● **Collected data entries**
◆ ◆ ◆

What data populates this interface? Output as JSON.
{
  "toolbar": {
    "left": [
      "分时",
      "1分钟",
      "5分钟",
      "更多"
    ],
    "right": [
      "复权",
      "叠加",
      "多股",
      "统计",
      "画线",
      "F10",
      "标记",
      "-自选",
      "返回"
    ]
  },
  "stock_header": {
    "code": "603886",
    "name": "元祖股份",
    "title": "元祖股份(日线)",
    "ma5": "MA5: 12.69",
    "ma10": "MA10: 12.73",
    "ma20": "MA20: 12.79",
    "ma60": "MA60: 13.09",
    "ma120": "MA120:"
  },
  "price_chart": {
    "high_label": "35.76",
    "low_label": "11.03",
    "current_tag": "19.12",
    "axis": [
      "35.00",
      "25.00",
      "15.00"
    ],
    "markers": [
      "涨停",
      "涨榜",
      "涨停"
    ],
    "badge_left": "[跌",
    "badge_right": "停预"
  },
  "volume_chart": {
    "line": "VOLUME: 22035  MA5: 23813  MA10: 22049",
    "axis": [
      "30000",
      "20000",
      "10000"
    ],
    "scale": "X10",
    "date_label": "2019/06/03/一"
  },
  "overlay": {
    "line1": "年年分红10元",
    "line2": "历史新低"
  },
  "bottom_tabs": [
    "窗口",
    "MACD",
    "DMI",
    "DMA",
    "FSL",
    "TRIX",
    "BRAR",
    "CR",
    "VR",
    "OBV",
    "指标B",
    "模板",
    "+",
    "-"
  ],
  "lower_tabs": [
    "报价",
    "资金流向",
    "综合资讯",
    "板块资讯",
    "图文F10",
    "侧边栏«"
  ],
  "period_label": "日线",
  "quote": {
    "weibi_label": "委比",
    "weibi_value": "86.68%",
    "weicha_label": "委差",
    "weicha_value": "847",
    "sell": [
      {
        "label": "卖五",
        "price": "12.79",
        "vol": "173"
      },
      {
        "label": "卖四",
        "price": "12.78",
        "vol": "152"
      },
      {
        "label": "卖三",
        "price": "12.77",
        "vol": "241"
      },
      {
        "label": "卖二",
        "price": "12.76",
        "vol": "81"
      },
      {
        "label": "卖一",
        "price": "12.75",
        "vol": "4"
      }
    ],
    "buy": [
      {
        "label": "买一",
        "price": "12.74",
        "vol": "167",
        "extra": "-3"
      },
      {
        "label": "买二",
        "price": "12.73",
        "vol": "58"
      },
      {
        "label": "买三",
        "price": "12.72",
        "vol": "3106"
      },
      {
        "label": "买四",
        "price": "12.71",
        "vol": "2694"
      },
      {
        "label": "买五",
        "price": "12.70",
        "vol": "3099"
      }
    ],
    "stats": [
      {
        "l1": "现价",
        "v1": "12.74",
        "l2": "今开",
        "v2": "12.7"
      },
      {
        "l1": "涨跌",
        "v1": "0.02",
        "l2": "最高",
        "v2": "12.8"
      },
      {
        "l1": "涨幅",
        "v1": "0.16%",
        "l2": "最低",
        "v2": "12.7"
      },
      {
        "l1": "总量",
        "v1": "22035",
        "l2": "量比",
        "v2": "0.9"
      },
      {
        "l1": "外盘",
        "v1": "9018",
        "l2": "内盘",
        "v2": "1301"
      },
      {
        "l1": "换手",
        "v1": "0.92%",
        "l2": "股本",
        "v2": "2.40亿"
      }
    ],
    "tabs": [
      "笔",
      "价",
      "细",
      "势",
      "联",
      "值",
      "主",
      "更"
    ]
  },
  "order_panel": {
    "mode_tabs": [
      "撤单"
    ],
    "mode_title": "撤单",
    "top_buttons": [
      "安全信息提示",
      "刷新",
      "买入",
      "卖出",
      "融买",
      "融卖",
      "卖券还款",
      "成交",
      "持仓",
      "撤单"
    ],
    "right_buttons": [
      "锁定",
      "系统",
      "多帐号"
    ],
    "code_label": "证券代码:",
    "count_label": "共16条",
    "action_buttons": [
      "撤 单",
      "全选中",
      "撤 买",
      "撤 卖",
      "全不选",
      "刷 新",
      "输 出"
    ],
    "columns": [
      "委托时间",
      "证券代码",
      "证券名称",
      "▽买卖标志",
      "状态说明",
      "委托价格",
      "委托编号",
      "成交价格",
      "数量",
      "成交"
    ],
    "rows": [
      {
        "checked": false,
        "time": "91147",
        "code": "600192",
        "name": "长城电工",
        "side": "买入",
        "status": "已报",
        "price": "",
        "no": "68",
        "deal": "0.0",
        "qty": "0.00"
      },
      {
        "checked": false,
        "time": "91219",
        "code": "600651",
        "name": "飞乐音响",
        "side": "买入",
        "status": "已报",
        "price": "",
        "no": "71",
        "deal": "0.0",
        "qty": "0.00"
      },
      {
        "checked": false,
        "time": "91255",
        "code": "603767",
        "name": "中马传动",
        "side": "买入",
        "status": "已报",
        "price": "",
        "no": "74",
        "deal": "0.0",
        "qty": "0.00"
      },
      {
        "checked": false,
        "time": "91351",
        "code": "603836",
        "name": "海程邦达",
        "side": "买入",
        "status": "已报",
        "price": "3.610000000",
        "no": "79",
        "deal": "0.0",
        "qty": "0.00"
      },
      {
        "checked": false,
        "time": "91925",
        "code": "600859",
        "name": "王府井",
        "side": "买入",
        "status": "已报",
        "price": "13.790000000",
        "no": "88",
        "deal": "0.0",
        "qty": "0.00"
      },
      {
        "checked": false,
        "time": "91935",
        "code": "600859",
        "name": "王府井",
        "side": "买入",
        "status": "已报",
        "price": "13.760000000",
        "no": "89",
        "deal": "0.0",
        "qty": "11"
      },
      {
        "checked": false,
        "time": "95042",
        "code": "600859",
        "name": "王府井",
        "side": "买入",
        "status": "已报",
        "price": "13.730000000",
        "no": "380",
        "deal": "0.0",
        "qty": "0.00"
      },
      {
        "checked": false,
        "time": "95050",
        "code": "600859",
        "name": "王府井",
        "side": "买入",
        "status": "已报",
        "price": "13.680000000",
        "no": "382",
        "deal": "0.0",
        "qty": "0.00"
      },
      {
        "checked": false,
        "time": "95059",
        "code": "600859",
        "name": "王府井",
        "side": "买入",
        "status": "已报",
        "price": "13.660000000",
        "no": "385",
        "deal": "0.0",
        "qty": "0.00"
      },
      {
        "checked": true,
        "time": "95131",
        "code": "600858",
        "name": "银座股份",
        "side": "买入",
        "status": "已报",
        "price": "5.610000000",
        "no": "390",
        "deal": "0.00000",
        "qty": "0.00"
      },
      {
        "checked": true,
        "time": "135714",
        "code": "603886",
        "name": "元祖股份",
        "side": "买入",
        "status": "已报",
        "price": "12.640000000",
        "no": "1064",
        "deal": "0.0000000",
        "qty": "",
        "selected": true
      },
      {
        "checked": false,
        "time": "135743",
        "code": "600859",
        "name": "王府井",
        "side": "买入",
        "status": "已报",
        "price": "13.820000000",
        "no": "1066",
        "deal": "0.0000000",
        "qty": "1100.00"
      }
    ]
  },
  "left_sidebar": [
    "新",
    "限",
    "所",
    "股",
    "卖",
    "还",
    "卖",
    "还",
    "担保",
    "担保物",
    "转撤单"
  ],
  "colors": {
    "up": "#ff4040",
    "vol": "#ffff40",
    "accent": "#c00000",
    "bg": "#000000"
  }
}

◆ ◆ ◆

● **BRIEF**
Transcribe the material above in its entirety. Match it exactly.

● **WRITTEN SOLUTION**
What data populates this interface? Output as JSON.
{
  "toolbar": {
    "left": [
      "分时",
      "1分钟",
      "5分钟",
      "更多"
    ],
    "right": [
      "复权",
      "叠加",
      "多股",
      "统计",
      "画线",
      "F10",
      "标记",
      "-自选",
      "返回"
    ]
  },
  "stock_header": {
    "code": "603886",
    "name": "元祖股份",
    "title": "元祖股份(日线)",
    "ma5": "MA5: 12.69",
    "ma10": "MA10: 12.73",
    "ma20": "MA20: 12.79",
    "ma60": "MA60: 13.09",
    "ma120": "MA120:"
  },
  "price_chart": {
    "high_label": "35.76",
    "low_label": "11.03",
    "current_tag": "19.12",
    "axis": [
      "35.00",
      "25.00",
      "15.00"
    ],
    "markers": [
      "涨停",
      "涨榜",
      "涨停"
    ],
    "badge_left": "[跌",
    "badge_right": "停预"
  },
  "volume_chart": {
    "line": "VOLUME: 22035  MA5: 23813  MA10: 22049",
    "axis": [
      "30000",
      "20000",
      "10000"
    ],
    "scale": "X10",
    "date_label": "2019/06/03/一"
  },
  "overlay": {
    "line1": "年年分红10元",
    "line2": "历史新低"
  },
  "bottom_tabs": [
    "窗口",
    "MACD",
    "DMI",
    "DMA",
    "FSL",
    "TRIX",
    "BRAR",
    "CR",
    "VR",
    "OBV",
    "指标B",
    "模板",
    "+",
    "-"
  ],
  "lower_tabs": [
    "报价",
    "资金流向",
    "综合资讯",
    "板块资讯",
    "图文F10",
    "侧边栏«"
  ],
  "period_label": "日线",
  "quote": {
    "weibi_label": "委比",
    "weibi_value": "86.68%",
    "weicha_label": "委差",
    "weicha_value": "847",
    "sell": [
      {
        "label": "卖五",
        "price": "12.79",
        "vol": "173"
      },
      {
        "label": "卖四",
        "price": "12.78",
        "vol": "152"
      },
      {
        "label": "卖三",
        "price": "12.77",
        "vol": "241"
      },
      {
        "label": "卖二",
        "price": "12.76",
        "vol": "81"
      },
      {
        "label": "卖一",
        "price": "12.75",
        "vol": "4"
      }
    ],
    "buy": [
      {
        "label": "买一",
        "price": "12.74",
        "vol": "167",
        "extra": "-3"
      },
      {
        "label": "买二",
        "price": "12.73",
        "vol": "58"
      },
      {
        "label": "买三",
        "price": "12.72",
        "vol": "3106"
      },
      {
        "label": "买四",
        "price": "12.71",
        "vol": "2694"
      },
      {
        "label": "买五",
        "price": "12.70",
        "vol": "3099"
      }
    ],
    "stats": [
      {
        "l1": "现价",
        "v1": "12.74",
        "l2": "今开",
        "v2": "12.7"
      },
      {
        "l1": "涨跌",
        "v1": "0.02",
        "l2": "最高",
        "v2": "12.8"
      },
      {
        "l1": "涨幅",
        "v1": "0.16%",
        "l2": "最低",
        "v2": "12.7"
      },
      {
        "l1": "总量",
        "v1": "22035",
        "l2": "量比",
        "v2": "0.9"
      },
      {
        "l1": "外盘",
        "v1": "9018",
        "l2": "内盘",
        "v2": "1301"
      },
      {
        "l1": "换手",
        "v1": "0.92%",
        "l2": "股本",
        "v2": "2.40亿"
      }
    ],
    "tabs": [
      "笔",
      "价",
      "细",
      "势",
      "联",
      "值",
      "主",
      "更"
    ]
  },
  "order_panel": {
    "mode_tabs": [
      "撤单"
    ],
    "mode_title": "撤单",
    "top_buttons": [
      "安全信息提示",
      "刷新",
      "买入",
      "卖出",
      "融买",
      "融卖",
      "卖券还款",
      "成交",
      "持仓",
      "撤单"
    ],
    "right_buttons": [
      "锁定",
      "系统",
      "多帐号"
    ],
    "code_label": "证券代码:",
    "count_label": "共16条",
    "action_buttons": [
      "撤 单",
      "全选中",
      "撤 买",
      "撤 卖",
      "全不选",
      "刷 新",
      "输 出"
    ],
    "columns": [
      "委托时间",
      "证券代码",
      "证券名称",
      "▽买卖标志",
      "状态说明",
      "委托价格",
      "委托编号",
      "成交价格",
      "数量",
      "成交"
    ],
    "rows": [
      {
        "checked": false,
        "time": "91147",
        "code": "600192",
        "name": "长城电工",
        "side": "买入",
        "status": "已报",
        "price": "",
        "no": "68",
        "deal": "0.0",
        "qty": "0.00"
      },
      {
        "checked": false,
        "time": "91219",
        "code": "600651",
        "name": "飞乐音响",
        "side": "买入",
        "status": "已报",
        "price": "",
        "no": "71",
        "deal": "0.0",
        "qty": "0.00"
      },
      {
        "checked": false,
        "time": "91255",
        "code": "603767",
        "name": "中马传动",
        "side": "买入",
        "status": "已报",
        "price": "",
        "no": "74",
        "deal": "0.0",
        "qty": "0.00"
      },
      {
        "checked": false,
        "time": "91351",
        "code": "603836",
        "name": "海程邦达",
        "side": "买入",
        "status": "已报",
        "price": "3.610000000",
        "no": "79",
        "deal": "0.0",
        "qty": "0.00"
      },
      {
        "checked": false,
        "time": "91925",
        "code": "600859",
        "name": "王府井",
        "side": "买入",
        "status": "已报",
        "price": "13.790000000",
        "no": "88",
        "deal": "0.0",
        "qty": "0.00"
      },
      {
        "checked": false,
        "time": "91935",
        "code": "600859",
        "name": "王府井",
        "side": "买入",
        "status": "已报",
        "price": "13.760000000",
        "no": "89",
        "deal": "0.0",
        "qty": "11"
      },
      {
        "checked": false,
        "time": "95042",
        "code": "600859",
        "name": "王府井",
        "side": "买入",
        "status": "已报",
        "price": "13.730000000",
        "no": "380",
        "deal": "0.0",
        "qty": "0.00"
      },
      {
        "checked": false,
        "time": "95050",
        "code": "600859",
        "name": "王府井",
        "side": "买入",
        "status": "已报",
        "price": "13.680000000",
        "no": "382",
        "deal": "0.0",
        "qty": "0.00"
      },
      {
        "checked": false,
        "time": "95059",
        "code": "600859",
        "name": "王府井",
        "side": "买入",
        "status": "已报",
        "price": "13.660000000",
        "no": "385",
        "deal": "0.0",
        "qty": "0.00"
      },
      {
        "checked": true,
        "time": "95131",
        "code": "600858",
        "name": "银座股份",
        "side": "买入",
        "status": "已报",
        "price": "5.610000000",
        "no": "390",
        "deal": "0.00000",
        "qty": "0.00"
      },
      {
        "checked": true,
        "time": "135714",
        "code": "603886",
        "name": "元祖股份",
        "side": "买入",
        "status": "已报",
        "price": "12.640000000",
        "no": "1064",
        "deal": "0.0000000",
        "qty": "",
        "selected": true
      },
      {
        "checked": false,
        "time": "135743",
        "code": "600859",
        "name": "王府井",
        "side": "买入",
        "status": "已报",
        "price": "13.820000000",
        "no": "1066",
        "deal": "0.0000000",
        "qty": "1100.00"
      }
    ]
  },
  "left_sidebar": [
    "新",
    "限",
    "所",
    "股",
    "卖",
    "还",
    "卖",
    "还",
    "担保",
    "担保物",
    "转撤单"
  ],
  "colors": {
    "up": "#ff4040",
    "vol": "#ffff40",
    "accent": "#c00000",
    "bg": "#000000"
  }
}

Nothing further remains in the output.